- _TEXT PROVIDED_:

Most New York City-based companies soon will have a new legal obligation to their employees – the provision of mandatory paid sick leave.
Yesterday, the New York City Council overrode Mayor Michael Bloomberg’s veto of the Earned Sick Time Act (“ESTA”), which requires New York City-based businesses to provide up to five days of paid sick leave to their employees annually. The new law permits employees to use paid time off for their own physical or mental illness, injury or medical care, or for that of a spouse, domestic partner, child or parent. Employees also can use the mandatory paid sick leave during declared public emergencies.
The ESTA imposes new financial, compliance and administrative burdens on employers. The law will be enforced by the New York City Department of Consumer Affairs (“DCA”), which will receive complaints of non-compliance from employees, investigate those complaints, attempt mediation and hold administrative hearings when necessary. Complaining employees will be permitted to go to court only after the DCA has issued a final ruling with respect to their complaint.

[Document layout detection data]
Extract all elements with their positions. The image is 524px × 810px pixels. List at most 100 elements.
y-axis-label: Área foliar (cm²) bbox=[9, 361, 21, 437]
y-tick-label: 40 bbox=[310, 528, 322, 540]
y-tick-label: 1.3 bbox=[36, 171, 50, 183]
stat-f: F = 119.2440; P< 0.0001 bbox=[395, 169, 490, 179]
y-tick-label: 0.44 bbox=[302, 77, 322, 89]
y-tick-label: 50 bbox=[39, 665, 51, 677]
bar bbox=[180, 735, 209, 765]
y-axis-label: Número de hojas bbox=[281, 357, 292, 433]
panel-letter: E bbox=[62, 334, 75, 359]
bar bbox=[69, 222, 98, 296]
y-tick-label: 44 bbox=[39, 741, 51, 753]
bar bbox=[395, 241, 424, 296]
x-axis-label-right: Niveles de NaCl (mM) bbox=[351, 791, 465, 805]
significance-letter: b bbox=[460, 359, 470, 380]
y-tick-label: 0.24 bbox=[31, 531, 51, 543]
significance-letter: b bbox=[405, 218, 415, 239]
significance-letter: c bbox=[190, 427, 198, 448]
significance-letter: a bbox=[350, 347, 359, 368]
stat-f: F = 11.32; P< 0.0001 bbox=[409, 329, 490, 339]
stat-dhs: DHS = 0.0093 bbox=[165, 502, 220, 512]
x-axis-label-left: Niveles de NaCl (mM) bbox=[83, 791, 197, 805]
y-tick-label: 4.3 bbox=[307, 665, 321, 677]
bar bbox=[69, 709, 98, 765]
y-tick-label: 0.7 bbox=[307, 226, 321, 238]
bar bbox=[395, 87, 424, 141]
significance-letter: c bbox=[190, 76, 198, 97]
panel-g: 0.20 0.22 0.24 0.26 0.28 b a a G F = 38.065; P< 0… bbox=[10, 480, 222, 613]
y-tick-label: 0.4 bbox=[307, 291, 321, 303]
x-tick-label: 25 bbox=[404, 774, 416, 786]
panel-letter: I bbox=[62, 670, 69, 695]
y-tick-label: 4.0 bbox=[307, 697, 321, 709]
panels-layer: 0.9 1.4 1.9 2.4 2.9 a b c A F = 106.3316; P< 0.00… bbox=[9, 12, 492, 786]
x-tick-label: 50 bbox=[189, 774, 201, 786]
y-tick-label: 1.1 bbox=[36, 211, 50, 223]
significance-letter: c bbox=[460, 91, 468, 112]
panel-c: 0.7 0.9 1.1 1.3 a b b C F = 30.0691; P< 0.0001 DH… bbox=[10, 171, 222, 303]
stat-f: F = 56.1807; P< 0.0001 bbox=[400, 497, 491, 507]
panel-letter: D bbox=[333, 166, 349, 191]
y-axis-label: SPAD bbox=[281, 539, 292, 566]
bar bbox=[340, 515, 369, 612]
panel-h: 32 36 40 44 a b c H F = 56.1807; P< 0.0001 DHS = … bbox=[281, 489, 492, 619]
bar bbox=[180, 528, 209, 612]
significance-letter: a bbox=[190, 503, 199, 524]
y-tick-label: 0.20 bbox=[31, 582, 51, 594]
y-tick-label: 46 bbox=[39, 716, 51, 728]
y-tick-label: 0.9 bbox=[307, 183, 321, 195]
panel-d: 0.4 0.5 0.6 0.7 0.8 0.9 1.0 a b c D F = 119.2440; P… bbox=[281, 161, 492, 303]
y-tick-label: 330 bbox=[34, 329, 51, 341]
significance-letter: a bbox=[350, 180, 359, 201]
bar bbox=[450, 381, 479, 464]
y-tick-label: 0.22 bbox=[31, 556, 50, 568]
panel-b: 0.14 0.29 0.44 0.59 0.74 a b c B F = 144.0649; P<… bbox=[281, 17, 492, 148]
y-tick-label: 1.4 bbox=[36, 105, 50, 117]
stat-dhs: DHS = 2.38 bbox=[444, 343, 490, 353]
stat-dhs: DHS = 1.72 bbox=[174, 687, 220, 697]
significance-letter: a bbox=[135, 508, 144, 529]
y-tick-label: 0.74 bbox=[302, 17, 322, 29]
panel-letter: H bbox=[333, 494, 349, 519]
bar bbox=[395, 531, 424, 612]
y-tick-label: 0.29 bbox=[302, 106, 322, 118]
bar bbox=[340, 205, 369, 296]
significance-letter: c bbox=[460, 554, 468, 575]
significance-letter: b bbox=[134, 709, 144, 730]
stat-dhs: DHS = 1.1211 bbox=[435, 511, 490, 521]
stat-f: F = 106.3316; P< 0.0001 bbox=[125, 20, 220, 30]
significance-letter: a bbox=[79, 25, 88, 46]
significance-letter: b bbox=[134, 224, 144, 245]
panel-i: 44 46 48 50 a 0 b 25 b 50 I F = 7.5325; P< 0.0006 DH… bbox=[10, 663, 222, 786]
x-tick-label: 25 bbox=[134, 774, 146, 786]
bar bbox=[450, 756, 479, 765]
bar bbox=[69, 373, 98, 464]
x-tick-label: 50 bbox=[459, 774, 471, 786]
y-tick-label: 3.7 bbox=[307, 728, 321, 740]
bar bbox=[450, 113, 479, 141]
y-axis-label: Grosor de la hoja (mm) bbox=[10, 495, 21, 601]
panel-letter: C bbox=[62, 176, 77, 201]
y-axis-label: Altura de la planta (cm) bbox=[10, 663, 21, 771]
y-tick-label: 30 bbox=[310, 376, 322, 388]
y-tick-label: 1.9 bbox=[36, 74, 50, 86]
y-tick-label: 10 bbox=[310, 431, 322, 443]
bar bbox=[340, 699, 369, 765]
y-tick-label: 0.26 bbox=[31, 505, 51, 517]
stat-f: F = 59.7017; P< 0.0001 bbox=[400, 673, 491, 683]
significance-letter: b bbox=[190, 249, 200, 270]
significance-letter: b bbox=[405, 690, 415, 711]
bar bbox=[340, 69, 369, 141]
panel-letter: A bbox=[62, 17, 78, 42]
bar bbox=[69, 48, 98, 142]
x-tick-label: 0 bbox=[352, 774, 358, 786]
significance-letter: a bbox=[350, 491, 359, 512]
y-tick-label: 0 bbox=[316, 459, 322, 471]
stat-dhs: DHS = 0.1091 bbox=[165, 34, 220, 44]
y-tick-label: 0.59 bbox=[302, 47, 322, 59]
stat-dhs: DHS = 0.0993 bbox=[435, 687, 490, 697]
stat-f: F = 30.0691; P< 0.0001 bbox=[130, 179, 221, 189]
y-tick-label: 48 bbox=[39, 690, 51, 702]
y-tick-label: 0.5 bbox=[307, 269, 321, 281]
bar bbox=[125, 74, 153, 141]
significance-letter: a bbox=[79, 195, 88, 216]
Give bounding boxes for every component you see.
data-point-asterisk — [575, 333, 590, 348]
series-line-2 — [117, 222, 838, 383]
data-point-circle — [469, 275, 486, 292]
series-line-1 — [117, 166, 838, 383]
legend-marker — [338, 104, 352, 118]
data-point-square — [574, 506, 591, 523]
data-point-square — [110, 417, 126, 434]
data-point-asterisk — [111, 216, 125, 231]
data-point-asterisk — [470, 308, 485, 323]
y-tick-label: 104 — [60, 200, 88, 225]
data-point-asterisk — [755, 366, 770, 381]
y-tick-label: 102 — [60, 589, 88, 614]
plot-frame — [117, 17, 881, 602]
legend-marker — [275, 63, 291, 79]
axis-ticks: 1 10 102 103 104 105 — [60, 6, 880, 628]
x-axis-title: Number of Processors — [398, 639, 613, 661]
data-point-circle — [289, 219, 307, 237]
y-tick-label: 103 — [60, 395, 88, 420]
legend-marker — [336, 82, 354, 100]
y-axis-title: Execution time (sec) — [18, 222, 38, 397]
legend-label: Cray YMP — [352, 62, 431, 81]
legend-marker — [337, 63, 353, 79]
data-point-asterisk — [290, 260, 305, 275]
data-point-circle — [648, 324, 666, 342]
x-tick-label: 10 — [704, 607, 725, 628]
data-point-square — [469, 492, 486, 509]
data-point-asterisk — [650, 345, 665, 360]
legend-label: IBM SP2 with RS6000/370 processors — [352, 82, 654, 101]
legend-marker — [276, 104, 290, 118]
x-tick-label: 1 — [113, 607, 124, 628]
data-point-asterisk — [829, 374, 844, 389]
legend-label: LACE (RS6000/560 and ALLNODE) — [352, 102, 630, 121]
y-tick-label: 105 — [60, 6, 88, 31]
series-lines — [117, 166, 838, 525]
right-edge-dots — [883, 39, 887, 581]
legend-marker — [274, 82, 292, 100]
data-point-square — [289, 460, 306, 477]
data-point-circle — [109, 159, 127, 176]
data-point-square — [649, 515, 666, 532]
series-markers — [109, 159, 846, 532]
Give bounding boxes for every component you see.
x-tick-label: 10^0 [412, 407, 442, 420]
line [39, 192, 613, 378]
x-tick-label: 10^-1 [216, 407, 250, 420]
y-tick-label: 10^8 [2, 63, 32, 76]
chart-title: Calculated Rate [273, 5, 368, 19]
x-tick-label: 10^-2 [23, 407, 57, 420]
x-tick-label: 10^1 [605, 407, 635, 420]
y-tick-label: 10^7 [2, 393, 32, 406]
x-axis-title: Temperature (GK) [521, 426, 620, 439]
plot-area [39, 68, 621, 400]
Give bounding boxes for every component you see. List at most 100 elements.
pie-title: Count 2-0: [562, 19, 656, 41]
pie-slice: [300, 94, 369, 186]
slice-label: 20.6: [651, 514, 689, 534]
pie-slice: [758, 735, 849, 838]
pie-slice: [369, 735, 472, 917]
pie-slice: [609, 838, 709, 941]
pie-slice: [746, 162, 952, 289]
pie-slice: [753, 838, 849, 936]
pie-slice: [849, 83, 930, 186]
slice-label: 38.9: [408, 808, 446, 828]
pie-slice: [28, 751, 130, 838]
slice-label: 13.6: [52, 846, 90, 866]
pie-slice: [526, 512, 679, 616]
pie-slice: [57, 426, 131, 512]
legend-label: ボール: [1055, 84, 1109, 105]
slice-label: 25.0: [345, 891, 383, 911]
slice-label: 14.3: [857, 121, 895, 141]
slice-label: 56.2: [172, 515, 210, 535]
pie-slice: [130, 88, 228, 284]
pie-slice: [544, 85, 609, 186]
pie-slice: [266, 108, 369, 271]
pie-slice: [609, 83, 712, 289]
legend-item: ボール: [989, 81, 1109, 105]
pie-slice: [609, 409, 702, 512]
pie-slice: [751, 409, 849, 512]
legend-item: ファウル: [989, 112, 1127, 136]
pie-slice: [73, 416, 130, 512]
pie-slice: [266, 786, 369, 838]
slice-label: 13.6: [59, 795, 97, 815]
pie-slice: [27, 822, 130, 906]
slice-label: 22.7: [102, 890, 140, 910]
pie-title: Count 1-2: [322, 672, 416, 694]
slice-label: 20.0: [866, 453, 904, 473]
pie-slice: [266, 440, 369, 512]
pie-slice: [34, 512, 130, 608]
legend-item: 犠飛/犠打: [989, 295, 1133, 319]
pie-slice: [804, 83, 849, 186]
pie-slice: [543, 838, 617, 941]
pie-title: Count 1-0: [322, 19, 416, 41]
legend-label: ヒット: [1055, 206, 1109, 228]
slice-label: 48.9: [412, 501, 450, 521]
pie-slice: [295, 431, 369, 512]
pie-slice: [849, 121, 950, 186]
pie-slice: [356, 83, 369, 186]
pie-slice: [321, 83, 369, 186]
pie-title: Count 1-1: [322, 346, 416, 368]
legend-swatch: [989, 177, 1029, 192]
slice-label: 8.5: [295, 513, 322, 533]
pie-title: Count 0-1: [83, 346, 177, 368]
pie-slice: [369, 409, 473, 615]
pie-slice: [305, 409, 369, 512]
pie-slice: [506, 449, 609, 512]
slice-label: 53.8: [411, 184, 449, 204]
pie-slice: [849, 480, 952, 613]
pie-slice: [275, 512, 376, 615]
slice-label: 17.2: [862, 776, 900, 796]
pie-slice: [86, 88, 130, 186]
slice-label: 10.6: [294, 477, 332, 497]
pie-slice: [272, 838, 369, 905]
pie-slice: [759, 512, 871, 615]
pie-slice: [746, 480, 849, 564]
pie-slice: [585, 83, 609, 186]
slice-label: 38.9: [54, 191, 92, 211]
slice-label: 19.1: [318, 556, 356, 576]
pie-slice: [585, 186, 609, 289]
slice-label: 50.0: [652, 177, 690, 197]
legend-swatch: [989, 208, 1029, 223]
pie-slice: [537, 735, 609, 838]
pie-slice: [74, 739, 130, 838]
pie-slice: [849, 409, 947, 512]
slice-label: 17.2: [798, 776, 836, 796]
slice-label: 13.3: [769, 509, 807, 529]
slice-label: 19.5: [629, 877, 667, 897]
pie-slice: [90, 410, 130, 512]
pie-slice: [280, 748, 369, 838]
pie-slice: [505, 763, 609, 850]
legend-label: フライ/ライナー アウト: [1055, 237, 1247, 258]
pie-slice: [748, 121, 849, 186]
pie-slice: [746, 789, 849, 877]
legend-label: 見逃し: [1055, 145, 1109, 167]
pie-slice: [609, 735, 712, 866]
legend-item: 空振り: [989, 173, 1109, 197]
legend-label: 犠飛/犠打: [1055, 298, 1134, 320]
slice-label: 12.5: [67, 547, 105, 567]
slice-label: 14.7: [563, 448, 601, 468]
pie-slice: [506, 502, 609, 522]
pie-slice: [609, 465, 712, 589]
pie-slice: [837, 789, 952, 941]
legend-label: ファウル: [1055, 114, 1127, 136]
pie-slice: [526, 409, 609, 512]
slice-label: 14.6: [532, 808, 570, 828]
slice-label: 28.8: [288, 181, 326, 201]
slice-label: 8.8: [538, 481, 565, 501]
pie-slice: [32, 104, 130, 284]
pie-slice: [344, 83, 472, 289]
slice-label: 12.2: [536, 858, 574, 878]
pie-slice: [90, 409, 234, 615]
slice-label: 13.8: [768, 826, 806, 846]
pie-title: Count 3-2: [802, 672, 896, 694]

- _TASK GOAL_:
In the text on New York City's Earned Sick Time Act, which agency will enforce the law? Please answer in a few words.

- _RESPONSE TO THE EXERCISE_:
The New York City Department of Consumer Affairs (DCA).